> **Qué entregar**: Renombra "Species extinction area A" como "Extinction area A" en todo el material y reproduce las líneas sin ningún otro cambio.

**** Material del ejercicio

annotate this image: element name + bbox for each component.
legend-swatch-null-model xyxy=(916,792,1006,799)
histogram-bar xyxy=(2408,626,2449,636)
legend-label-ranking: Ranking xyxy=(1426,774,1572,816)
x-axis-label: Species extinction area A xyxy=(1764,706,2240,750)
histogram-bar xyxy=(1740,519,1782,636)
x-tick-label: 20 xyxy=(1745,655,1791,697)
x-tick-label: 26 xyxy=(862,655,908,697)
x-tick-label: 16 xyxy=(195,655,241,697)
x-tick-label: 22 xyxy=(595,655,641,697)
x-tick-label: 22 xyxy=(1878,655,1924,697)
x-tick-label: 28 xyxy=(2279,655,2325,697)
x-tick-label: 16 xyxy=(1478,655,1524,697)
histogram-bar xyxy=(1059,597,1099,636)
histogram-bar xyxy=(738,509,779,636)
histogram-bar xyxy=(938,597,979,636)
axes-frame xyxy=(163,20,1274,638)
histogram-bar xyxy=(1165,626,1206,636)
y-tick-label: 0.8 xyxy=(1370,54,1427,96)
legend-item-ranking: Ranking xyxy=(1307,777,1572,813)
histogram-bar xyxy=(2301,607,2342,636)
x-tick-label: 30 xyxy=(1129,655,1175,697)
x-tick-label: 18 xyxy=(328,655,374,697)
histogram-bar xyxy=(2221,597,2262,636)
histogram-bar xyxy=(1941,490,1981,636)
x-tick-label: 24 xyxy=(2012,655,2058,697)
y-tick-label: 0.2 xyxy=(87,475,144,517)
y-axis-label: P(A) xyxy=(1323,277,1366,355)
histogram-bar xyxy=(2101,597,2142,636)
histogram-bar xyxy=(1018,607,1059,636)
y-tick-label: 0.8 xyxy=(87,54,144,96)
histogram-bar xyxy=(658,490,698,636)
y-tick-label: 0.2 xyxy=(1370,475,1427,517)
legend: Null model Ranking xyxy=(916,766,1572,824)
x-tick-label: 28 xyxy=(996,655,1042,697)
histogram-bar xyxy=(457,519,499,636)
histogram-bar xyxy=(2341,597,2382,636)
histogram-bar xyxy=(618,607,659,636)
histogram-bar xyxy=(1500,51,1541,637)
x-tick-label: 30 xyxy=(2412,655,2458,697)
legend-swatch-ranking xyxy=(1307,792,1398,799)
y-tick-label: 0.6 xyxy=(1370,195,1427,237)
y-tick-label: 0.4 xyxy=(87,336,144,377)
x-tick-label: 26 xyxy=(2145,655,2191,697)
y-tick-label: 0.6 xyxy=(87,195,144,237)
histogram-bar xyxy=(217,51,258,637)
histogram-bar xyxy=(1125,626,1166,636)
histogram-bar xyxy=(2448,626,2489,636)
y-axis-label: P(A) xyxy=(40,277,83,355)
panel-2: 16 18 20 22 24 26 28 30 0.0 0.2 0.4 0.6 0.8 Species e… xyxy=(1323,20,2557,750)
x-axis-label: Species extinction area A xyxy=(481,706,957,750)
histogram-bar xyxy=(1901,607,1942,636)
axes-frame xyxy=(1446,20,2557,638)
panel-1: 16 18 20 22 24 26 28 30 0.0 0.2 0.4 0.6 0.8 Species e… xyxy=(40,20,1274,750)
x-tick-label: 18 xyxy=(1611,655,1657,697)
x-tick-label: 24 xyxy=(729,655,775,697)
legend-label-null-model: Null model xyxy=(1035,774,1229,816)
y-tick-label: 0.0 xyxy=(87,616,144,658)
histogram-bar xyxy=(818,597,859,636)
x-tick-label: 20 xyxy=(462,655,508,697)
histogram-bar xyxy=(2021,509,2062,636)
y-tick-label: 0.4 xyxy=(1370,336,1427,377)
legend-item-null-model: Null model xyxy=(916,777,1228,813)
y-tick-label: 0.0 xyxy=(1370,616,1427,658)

********

> **Respuesta completa**:
annotate this image: element name + bbox for each component.
legend-swatch-null-model xyxy=(916,792,1006,799)
histogram-bar xyxy=(2408,626,2449,636)
legend-label-ranking: Ranking xyxy=(1426,774,1572,816)
x-axis-label: Extinction area A xyxy=(1764,706,2240,750)
histogram-bar xyxy=(1740,519,1782,636)
x-tick-label: 20 xyxy=(1745,655,1791,697)
x-tick-label: 26 xyxy=(862,655,908,697)
x-tick-label: 16 xyxy=(195,655,241,697)
x-tick-label: 22 xyxy=(595,655,641,697)
x-tick-label: 22 xyxy=(1878,655,1924,697)
x-tick-label: 28 xyxy=(2279,655,2325,697)
x-tick-label: 16 xyxy=(1478,655,1524,697)
histogram-bar xyxy=(1059,597,1099,636)
histogram-bar xyxy=(738,509,779,636)
histogram-bar xyxy=(938,597,979,636)
axes-frame xyxy=(163,20,1274,638)
histogram-bar xyxy=(1165,626,1206,636)
y-tick-label: 0.8 xyxy=(1370,54,1427,96)
legend-item-ranking: Ranking xyxy=(1307,777,1572,813)
histogram-bar xyxy=(2301,607,2342,636)
x-tick-label: 30 xyxy=(1129,655,1175,697)
x-tick-label: 18 xyxy=(328,655,374,697)
histogram-bar xyxy=(2221,597,2262,636)
histogram-bar xyxy=(1941,490,1981,636)
x-tick-label: 24 xyxy=(2012,655,2058,697)
y-tick-label: 0.2 xyxy=(87,475,144,517)
y-axis-label: P(A) xyxy=(1323,277,1366,355)
histogram-bar xyxy=(2101,597,2142,636)
histogram-bar xyxy=(1018,607,1059,636)
y-tick-label: 0.8 xyxy=(87,54,144,96)
histogram-bar xyxy=(658,490,698,636)
y-tick-label: 0.2 xyxy=(1370,475,1427,517)
legend: Null model Ranking xyxy=(916,766,1572,824)
x-tick-label: 28 xyxy=(996,655,1042,697)
histogram-bar xyxy=(457,519,499,636)
histogram-bar xyxy=(2341,597,2382,636)
histogram-bar xyxy=(618,607,659,636)
histogram-bar xyxy=(1500,51,1541,637)
x-tick-label: 30 xyxy=(2412,655,2458,697)
legend-swatch-ranking xyxy=(1307,792,1398,799)
y-tick-label: 0.6 xyxy=(1370,195,1427,237)
y-tick-label: 0.4 xyxy=(87,336,144,377)
x-tick-label: 26 xyxy=(2145,655,2191,697)
y-tick-label: 0.6 xyxy=(87,195,144,237)
histogram-bar xyxy=(217,51,258,637)
histogram-bar xyxy=(1125,626,1166,636)
histogram-bar xyxy=(2448,626,2489,636)
y-axis-label: P(A) xyxy=(40,277,83,355)
panel-2: 16 18 20 22 24 26 28 30 0.0 0.2 0.4 0.6 0.8 Species e… xyxy=(1323,20,2557,750)
x-axis-label: Extinction area A xyxy=(481,706,957,750)
histogram-bar xyxy=(1901,607,1942,636)
axes-frame xyxy=(1446,20,2557,638)
panel-1: 16 18 20 22 24 26 28 30 0.0 0.2 0.4 0.6 0.8 Species e… xyxy=(40,20,1274,750)
x-tick-label: 18 xyxy=(1611,655,1657,697)
x-tick-label: 24 xyxy=(729,655,775,697)
legend-label-null-model: Null model xyxy=(1035,774,1229,816)
y-tick-label: 0.0 xyxy=(87,616,144,658)
histogram-bar xyxy=(818,597,859,636)
x-tick-label: 20 xyxy=(462,655,508,697)
histogram-bar xyxy=(2021,509,2062,636)
y-tick-label: 0.4 xyxy=(1370,336,1427,377)
legend-item-null-model: Null model xyxy=(916,777,1228,813)
y-tick-label: 0.0 xyxy=(1370,616,1427,658)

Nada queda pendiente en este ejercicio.